◆ Direction:
Look through the lines and report how many include the word "Format", giving nothing but the number.

◆ Entries:
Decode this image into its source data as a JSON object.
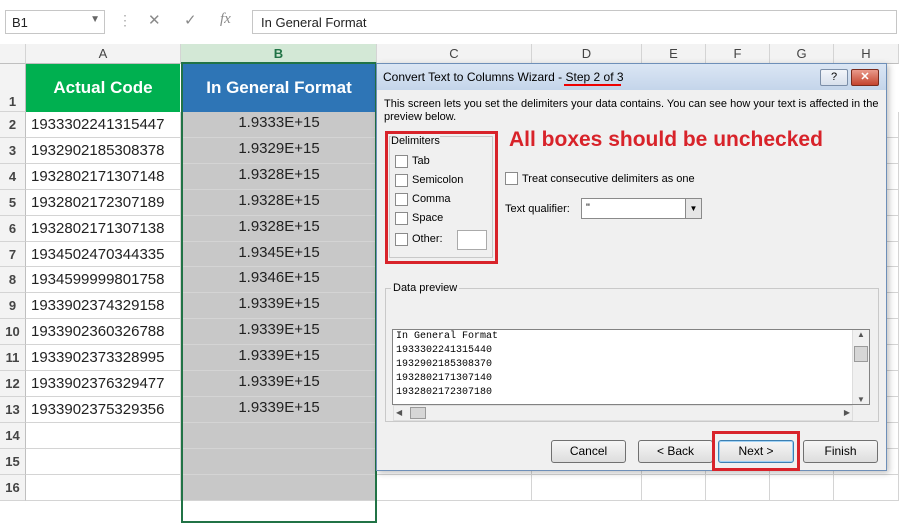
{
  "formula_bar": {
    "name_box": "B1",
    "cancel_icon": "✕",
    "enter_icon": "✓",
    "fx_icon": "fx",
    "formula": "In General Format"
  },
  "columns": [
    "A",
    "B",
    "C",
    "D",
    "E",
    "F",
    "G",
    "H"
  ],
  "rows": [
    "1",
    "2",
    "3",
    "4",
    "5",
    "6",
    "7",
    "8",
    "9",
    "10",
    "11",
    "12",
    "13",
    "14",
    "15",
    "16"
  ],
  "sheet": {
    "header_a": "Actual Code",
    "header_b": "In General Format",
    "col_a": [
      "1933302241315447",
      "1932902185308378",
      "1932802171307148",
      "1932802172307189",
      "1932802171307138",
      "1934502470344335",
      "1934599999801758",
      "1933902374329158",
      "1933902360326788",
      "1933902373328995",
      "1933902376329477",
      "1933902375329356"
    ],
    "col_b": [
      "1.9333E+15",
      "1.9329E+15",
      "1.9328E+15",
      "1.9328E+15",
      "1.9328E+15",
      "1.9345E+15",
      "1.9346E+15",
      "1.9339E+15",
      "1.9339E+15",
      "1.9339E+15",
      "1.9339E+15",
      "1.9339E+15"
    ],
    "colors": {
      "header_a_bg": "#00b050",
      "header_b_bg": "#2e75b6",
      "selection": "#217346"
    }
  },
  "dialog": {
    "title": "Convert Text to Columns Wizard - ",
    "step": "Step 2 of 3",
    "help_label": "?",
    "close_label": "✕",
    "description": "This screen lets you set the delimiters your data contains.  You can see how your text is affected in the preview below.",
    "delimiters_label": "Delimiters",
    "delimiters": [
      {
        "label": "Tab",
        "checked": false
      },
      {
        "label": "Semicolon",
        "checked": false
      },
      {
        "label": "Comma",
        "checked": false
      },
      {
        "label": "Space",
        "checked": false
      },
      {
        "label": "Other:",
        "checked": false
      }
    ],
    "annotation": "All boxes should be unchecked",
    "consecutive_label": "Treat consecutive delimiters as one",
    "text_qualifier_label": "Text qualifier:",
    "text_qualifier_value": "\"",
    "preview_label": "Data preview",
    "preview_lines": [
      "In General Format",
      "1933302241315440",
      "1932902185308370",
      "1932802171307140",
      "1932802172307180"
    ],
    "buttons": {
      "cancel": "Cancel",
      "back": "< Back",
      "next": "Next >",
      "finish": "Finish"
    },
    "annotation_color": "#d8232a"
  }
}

◆ Expected answer:
3